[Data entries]

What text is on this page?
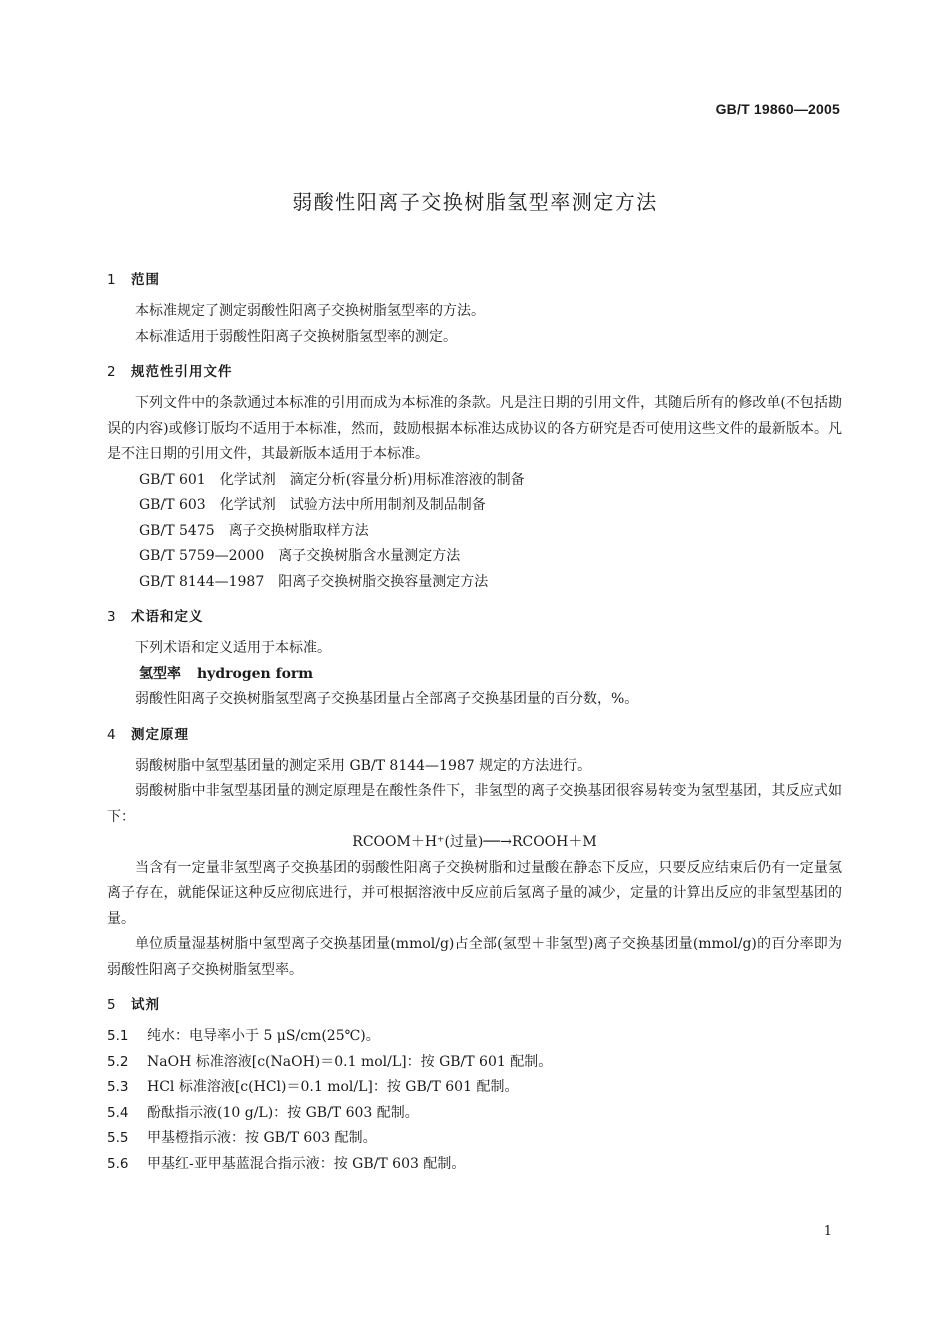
GB/T 19860—2005
弱酸性阳离子交换树脂氢型率测定方法

1 范围

本标准规定了测定弱酸性阳离子交换树脂氢型率的方法。

本标准适用于弱酸性阳离子交换树脂氢型率的测定。

2 规范性引用文件

下列文件中的条款通过本标准的引用而成为本标准的条款。凡是注日期的引用文件，其随后所有的修改单(不包括勘误的内容)或修订版均不适用于本标准，然而，鼓励根据本标准达成协议的各方研究是否可使用这些文件的最新版本。凡是不注日期的引用文件，其最新版本适用于本标准。

GB/T 601 化学试剂　滴定分析(容量分析)用标准溶液的制备

GB/T 603 化学试剂　试验方法中所用制剂及制品制备

GB/T 5475 离子交换树脂取样方法

GB/T 5759—2000 离子交换树脂含水量测定方法

GB/T 8144—1987 阳离子交换树脂交换容量测定方法

3 术语和定义

下列术语和定义适用于本标准。

氢型率 hydrogen form

弱酸性阳离子交换树脂氢型离子交换基团量占全部离子交换基团量的百分数，%。

4 测定原理

弱酸树脂中氢型基团量的测定采用 GB/T 8144—1987 规定的方法进行。

弱酸树脂中非氢型基团量的测定原理是在酸性条件下，非氢型的离子交换基团很容易转变为氢型基团，其反应式如下：

RCOOM＋H⁺(过量)──→RCOOH＋M

当含有一定量非氢型离子交换基团的弱酸性阳离子交换树脂和过量酸在静态下反应，只要反应结束后仍有一定量氢离子存在，就能保证这种反应彻底进行，并可根据溶液中反应前后氢离子量的减少，定量的计算出反应的非氢型基团的量。

单位质量湿基树脂中氢型离子交换基团量(mmol/g)占全部(氢型＋非氢型)离子交换基团量(mmol/g)的百分率即为弱酸性阳离子交换树脂氢型率。

5 试剂

5.1 纯水：电导率小于 5 μS/cm(25℃)。

5.2 NaOH 标准溶液[c(NaOH)＝0.1 mol/L]：按 GB/T 601 配制。

5.3 HCl 标准溶液[c(HCl)＝0.1 mol/L]：按 GB/T 601 配制。

5.4 酚酞指示液(10 g/L)：按 GB/T 603 配制。

5.5 甲基橙指示液：按 GB/T 603 配制。

5.6 甲基红-亚甲基蓝混合指示液：按 GB/T 603 配制。

1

## To be done
Transcribe every line from the records above without alteration, and leave out the images.

## Full response
What text is on this page?
GB/T 19860—2005
弱酸性阳离子交换树脂氢型率测定方法

1 范围

本标准规定了测定弱酸性阳离子交换树脂氢型率的方法。

本标准适用于弱酸性阳离子交换树脂氢型率的测定。

2 规范性引用文件

下列文件中的条款通过本标准的引用而成为本标准的条款。凡是注日期的引用文件，其随后所有的修改单(不包括勘误的内容)或修订版均不适用于本标准，然而，鼓励根据本标准达成协议的各方研究是否可使用这些文件的最新版本。凡是不注日期的引用文件，其最新版本适用于本标准。

GB/T 601 化学试剂　滴定分析(容量分析)用标准溶液的制备

GB/T 603 化学试剂　试验方法中所用制剂及制品制备

GB/T 5475 离子交换树脂取样方法

GB/T 5759—2000 离子交换树脂含水量测定方法

GB/T 8144—1987 阳离子交换树脂交换容量测定方法

3 术语和定义

下列术语和定义适用于本标准。

氢型率 hydrogen form

弱酸性阳离子交换树脂氢型离子交换基团量占全部离子交换基团量的百分数，%。

4 测定原理

弱酸树脂中氢型基团量的测定采用 GB/T 8144—1987 规定的方法进行。

弱酸树脂中非氢型基团量的测定原理是在酸性条件下，非氢型的离子交换基团很容易转变为氢型基团，其反应式如下：

RCOOM＋H⁺(过量)──→RCOOH＋M

当含有一定量非氢型离子交换基团的弱酸性阳离子交换树脂和过量酸在静态下反应，只要反应结束后仍有一定量氢离子存在，就能保证这种反应彻底进行，并可根据溶液中反应前后氢离子量的减少，定量的计算出反应的非氢型基团的量。

单位质量湿基树脂中氢型离子交换基团量(mmol/g)占全部(氢型＋非氢型)离子交换基团量(mmol/g)的百分率即为弱酸性阳离子交换树脂氢型率。

5 试剂

5.1 纯水：电导率小于 5 μS/cm(25℃)。

5.2 NaOH 标准溶液[c(NaOH)＝0.1 mol/L]：按 GB/T 601 配制。

5.3 HCl 标准溶液[c(HCl)＝0.1 mol/L]：按 GB/T 601 配制。

5.4 酚酞指示液(10 g/L)：按 GB/T 603 配制。

5.5 甲基橙指示液：按 GB/T 603 配制。

5.6 甲基红-亚甲基蓝混合指示液：按 GB/T 603 配制。

1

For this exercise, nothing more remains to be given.